■ Request ■
Return every line below in which "this" appears.

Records
_ _ _ _ _
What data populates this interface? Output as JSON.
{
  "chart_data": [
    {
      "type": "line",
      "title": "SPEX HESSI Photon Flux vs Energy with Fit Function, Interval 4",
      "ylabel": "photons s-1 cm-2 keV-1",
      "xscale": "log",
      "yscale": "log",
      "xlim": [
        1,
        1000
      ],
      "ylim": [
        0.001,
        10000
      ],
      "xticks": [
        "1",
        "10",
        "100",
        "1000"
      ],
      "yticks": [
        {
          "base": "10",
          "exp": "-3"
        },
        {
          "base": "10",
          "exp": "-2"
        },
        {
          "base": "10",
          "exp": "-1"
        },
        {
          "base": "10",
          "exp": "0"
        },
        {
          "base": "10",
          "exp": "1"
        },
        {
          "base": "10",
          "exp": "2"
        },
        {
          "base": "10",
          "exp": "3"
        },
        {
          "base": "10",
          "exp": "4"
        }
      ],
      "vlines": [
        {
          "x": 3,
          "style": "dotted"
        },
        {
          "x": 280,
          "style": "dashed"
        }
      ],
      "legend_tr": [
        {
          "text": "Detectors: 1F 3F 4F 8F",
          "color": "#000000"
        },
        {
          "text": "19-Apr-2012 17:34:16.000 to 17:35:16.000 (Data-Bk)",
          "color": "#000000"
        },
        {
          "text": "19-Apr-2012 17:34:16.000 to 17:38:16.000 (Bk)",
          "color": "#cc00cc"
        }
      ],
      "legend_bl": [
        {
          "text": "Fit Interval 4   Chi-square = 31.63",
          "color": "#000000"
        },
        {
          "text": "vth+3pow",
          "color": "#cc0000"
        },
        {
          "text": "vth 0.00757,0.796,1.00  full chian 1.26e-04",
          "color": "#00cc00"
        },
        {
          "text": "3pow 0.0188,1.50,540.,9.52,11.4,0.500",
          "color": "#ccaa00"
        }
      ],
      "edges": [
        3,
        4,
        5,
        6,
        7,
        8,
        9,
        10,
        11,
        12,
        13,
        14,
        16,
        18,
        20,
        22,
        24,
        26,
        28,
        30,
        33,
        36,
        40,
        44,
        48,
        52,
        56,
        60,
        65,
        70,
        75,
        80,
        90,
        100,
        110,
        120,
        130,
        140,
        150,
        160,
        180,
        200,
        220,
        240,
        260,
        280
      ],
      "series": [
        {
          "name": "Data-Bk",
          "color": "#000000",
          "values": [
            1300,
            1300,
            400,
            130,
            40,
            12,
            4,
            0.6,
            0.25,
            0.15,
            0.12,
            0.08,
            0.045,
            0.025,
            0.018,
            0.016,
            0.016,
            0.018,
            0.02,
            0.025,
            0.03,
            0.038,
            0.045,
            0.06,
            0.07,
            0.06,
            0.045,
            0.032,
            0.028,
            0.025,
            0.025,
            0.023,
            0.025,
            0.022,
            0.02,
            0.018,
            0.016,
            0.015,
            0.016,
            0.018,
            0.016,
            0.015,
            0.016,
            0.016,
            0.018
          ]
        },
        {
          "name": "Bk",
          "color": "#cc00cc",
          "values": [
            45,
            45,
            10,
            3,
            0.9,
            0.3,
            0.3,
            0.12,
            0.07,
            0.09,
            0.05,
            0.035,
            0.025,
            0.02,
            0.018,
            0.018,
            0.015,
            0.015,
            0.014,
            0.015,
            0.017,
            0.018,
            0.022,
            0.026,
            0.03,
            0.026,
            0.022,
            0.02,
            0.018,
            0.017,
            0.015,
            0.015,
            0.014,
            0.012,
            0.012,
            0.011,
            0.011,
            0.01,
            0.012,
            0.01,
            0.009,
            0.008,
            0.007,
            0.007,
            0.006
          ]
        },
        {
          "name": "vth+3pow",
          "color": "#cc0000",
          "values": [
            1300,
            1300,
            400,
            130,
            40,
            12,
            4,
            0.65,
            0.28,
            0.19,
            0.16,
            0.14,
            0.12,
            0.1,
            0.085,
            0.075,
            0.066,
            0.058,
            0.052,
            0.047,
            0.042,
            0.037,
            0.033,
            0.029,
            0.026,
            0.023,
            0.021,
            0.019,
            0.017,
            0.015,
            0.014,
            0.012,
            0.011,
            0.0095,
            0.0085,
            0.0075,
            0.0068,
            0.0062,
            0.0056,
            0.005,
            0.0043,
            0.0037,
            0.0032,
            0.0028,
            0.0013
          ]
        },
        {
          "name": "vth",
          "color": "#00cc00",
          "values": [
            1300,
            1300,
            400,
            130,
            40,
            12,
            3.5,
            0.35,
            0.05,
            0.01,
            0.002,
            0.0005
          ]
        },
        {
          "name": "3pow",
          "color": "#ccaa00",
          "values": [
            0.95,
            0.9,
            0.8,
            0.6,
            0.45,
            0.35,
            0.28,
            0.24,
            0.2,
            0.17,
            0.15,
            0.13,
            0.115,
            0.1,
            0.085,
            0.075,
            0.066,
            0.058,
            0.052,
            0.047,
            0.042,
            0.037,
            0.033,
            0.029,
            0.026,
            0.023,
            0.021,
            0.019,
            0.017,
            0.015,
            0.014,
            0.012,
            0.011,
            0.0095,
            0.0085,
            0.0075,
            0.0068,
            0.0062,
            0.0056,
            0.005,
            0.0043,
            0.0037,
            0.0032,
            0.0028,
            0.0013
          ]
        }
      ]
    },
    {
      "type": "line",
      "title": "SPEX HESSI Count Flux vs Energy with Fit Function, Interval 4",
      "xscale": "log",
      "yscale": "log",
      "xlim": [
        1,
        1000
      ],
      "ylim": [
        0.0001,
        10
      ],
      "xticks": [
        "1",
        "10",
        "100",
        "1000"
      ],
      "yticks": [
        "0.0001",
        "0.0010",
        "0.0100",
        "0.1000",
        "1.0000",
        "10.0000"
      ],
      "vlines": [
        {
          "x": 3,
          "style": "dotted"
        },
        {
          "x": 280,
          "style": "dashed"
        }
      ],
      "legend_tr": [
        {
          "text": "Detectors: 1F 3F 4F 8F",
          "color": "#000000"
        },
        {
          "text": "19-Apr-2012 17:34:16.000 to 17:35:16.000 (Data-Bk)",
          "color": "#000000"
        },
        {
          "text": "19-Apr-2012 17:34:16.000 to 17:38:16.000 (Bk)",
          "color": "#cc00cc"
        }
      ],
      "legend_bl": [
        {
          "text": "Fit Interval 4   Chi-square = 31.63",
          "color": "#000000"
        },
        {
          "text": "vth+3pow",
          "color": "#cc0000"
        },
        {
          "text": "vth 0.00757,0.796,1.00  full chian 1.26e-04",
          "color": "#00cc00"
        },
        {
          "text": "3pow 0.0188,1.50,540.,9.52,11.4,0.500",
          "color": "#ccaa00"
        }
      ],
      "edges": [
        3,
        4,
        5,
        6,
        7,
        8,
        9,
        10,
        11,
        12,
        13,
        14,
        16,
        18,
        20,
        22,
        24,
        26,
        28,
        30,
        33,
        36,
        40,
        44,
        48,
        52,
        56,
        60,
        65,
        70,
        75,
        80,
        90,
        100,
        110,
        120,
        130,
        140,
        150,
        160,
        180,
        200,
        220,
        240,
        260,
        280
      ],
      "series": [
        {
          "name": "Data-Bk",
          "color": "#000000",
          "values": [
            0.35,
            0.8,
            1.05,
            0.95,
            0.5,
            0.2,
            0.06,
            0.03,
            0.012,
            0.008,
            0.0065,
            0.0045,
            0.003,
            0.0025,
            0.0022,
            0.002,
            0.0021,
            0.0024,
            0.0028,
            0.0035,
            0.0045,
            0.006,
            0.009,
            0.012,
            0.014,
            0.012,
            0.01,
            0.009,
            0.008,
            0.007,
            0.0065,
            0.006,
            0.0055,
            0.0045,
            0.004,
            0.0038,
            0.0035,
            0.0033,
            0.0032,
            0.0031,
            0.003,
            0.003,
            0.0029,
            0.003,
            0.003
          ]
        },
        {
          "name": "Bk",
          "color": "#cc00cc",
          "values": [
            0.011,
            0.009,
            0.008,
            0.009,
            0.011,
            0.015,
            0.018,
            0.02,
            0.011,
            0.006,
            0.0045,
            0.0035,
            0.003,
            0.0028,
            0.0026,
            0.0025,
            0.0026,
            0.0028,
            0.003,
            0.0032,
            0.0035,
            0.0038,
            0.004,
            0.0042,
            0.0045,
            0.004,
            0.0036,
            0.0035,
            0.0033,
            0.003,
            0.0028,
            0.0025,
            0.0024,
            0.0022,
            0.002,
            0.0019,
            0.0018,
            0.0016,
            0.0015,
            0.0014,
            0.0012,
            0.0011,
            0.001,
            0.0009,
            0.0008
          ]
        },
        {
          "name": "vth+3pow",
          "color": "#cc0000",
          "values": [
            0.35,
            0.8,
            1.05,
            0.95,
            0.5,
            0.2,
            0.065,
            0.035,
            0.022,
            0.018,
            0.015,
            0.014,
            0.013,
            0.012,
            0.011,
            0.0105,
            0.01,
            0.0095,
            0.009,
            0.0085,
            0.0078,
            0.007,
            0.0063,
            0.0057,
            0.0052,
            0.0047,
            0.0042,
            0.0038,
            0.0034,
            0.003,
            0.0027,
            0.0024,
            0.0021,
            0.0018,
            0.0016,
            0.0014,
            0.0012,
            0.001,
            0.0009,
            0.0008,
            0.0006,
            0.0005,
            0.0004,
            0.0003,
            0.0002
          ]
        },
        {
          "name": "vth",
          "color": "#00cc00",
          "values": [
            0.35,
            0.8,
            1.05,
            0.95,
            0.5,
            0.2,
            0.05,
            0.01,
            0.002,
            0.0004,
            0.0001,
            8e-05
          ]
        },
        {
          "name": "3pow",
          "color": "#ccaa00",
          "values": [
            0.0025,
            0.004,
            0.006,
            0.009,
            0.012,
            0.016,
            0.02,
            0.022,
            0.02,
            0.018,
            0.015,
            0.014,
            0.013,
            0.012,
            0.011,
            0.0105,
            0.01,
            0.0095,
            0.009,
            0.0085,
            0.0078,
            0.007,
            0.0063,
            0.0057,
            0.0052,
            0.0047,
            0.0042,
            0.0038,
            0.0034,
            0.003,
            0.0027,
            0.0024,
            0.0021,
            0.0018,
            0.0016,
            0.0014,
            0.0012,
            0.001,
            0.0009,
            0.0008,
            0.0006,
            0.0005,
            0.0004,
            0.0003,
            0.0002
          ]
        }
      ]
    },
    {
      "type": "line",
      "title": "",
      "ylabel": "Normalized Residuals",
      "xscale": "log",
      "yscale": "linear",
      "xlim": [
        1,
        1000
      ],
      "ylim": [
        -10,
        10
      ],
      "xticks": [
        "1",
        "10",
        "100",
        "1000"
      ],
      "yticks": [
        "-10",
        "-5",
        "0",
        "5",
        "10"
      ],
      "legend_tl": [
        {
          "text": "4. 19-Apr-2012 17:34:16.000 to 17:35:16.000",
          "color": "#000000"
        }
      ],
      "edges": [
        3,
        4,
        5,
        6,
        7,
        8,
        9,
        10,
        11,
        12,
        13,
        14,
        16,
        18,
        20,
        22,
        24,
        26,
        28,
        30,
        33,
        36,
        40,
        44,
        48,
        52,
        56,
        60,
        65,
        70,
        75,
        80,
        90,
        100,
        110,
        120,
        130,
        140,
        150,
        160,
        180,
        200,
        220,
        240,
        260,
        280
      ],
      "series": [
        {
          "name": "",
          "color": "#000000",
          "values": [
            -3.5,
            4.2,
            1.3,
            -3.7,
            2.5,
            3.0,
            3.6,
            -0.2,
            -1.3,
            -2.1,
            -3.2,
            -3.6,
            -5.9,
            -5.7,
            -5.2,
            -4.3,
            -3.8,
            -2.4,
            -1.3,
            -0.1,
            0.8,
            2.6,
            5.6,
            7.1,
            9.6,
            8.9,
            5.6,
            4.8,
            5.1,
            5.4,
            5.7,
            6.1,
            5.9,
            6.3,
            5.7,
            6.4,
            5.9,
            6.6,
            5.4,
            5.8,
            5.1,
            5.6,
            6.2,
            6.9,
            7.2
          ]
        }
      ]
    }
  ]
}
_ _ _ _ _
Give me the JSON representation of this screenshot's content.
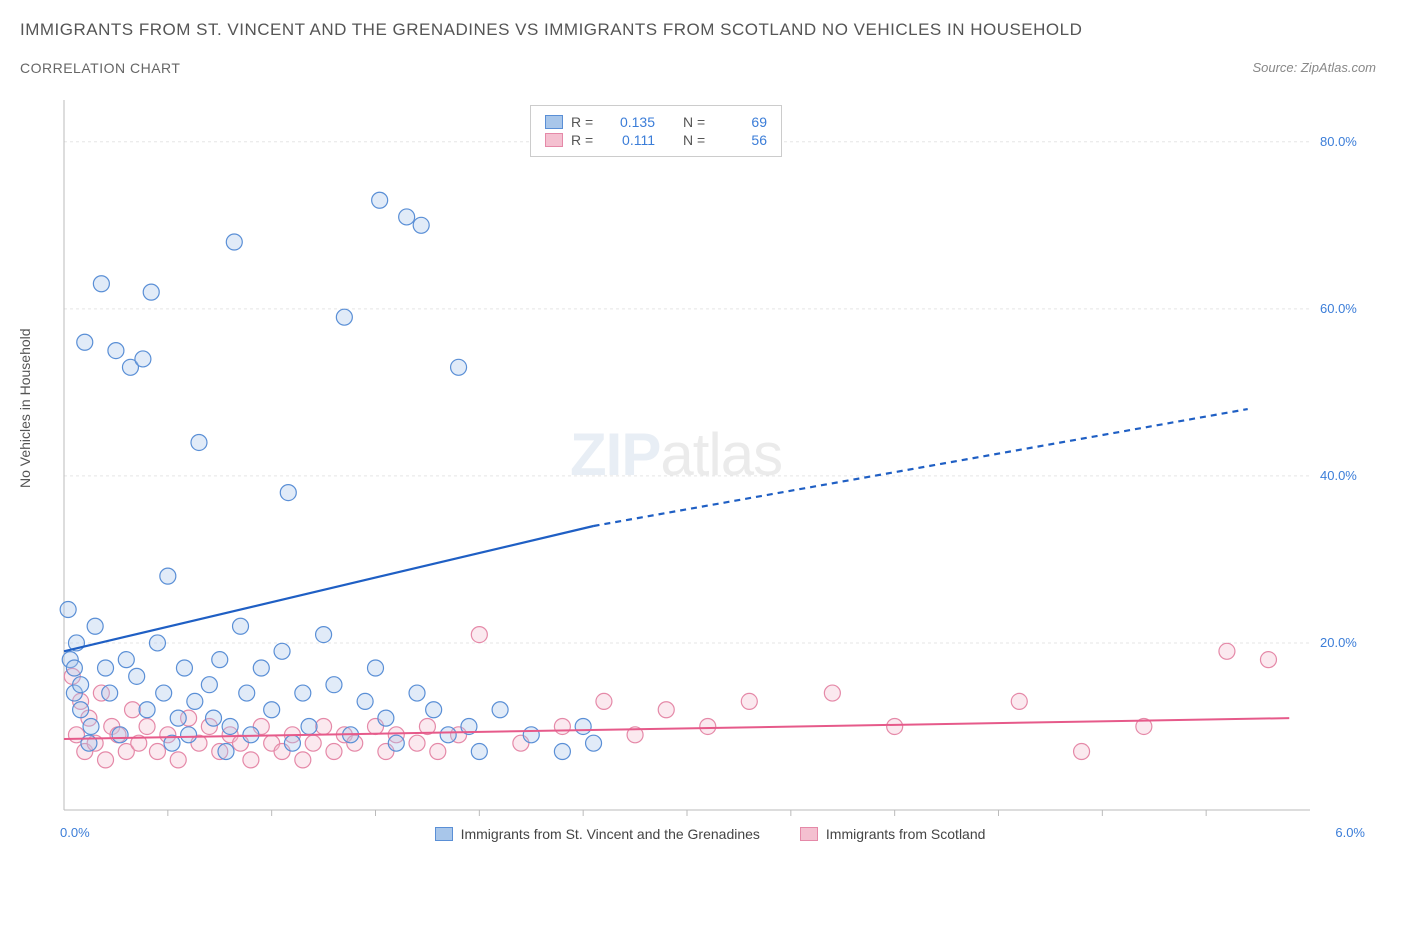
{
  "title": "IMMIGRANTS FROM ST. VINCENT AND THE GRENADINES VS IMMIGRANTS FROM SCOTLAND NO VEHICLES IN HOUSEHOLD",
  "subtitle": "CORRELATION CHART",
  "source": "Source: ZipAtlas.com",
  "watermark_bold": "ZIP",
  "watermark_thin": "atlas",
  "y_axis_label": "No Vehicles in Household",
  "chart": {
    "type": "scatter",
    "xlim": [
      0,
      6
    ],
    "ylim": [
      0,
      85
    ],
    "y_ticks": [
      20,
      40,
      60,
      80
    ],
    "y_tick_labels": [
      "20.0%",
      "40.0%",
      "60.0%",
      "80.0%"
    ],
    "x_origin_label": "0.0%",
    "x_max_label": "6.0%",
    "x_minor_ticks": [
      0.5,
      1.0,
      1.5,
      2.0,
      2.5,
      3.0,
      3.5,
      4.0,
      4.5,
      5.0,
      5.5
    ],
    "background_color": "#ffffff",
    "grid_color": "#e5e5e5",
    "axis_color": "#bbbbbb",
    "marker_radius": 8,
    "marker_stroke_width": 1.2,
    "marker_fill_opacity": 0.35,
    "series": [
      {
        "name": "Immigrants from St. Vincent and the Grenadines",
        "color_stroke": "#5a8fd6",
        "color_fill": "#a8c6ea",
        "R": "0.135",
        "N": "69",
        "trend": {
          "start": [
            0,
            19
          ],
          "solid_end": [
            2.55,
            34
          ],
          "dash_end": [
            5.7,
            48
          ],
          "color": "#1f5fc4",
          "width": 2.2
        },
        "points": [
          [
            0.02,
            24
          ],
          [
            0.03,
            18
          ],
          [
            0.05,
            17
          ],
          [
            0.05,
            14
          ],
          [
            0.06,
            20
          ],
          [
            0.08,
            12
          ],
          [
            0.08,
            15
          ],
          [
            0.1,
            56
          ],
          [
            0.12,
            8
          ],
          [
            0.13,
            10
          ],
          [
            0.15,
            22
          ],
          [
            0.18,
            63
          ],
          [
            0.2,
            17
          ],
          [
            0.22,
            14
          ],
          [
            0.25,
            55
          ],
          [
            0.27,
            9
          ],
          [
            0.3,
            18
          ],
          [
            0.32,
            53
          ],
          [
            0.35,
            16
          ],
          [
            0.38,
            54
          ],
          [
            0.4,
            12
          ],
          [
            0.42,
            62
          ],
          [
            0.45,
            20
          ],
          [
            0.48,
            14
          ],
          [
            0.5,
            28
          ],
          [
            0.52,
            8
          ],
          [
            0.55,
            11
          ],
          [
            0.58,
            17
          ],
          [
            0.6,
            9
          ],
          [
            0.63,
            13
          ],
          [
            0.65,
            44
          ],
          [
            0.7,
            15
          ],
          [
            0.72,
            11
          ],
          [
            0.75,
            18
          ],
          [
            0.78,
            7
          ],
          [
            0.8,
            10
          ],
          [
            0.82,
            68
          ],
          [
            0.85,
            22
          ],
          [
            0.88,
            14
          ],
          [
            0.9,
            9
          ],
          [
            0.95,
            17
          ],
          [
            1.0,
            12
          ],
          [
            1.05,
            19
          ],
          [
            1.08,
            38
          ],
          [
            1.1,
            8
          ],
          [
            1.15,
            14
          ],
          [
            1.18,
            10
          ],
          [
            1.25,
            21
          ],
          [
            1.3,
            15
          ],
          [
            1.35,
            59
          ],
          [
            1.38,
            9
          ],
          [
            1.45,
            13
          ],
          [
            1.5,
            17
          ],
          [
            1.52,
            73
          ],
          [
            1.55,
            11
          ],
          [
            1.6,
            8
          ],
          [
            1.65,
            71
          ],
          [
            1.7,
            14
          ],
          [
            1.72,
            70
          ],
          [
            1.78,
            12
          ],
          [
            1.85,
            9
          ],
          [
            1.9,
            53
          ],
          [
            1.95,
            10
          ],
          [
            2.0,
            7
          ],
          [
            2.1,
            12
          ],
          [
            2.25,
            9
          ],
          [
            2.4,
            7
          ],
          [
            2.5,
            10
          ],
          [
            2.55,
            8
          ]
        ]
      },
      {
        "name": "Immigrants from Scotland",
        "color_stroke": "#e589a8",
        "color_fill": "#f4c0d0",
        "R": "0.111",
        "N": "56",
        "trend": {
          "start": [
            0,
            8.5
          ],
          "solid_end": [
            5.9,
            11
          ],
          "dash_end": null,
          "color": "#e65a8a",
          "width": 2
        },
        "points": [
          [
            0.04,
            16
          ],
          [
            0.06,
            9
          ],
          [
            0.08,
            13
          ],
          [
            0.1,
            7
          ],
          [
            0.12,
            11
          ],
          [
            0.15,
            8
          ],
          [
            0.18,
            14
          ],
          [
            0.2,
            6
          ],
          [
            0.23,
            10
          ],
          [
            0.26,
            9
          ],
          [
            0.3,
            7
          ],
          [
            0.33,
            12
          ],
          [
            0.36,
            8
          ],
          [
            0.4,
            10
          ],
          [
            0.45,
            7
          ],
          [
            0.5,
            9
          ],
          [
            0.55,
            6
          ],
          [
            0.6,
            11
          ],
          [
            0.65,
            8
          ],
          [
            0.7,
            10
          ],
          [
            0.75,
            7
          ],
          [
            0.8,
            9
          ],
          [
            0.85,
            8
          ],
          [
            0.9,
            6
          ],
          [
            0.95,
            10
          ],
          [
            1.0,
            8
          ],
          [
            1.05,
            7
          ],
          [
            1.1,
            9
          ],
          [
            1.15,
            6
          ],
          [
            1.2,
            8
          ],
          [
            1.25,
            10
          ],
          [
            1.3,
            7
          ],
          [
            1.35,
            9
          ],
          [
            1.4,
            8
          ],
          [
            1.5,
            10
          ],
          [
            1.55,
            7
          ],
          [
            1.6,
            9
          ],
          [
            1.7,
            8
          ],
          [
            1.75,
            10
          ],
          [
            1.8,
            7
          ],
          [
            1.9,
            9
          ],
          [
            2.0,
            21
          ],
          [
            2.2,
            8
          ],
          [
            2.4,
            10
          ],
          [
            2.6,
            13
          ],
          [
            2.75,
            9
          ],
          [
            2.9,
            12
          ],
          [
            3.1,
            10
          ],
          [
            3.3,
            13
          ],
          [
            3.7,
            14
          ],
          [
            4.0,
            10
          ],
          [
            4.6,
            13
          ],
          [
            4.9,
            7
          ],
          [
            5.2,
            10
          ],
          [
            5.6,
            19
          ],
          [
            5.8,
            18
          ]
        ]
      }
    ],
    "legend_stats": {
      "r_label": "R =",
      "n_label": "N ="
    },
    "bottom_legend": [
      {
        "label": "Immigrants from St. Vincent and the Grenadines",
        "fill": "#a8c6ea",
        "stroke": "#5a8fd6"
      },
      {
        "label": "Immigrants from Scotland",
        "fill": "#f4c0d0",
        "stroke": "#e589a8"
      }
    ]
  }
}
_ _ _ _ _
■ Full solution ■
What data populates this interface? Output as JSON.
Give me the JSON representation of this screenshot's content.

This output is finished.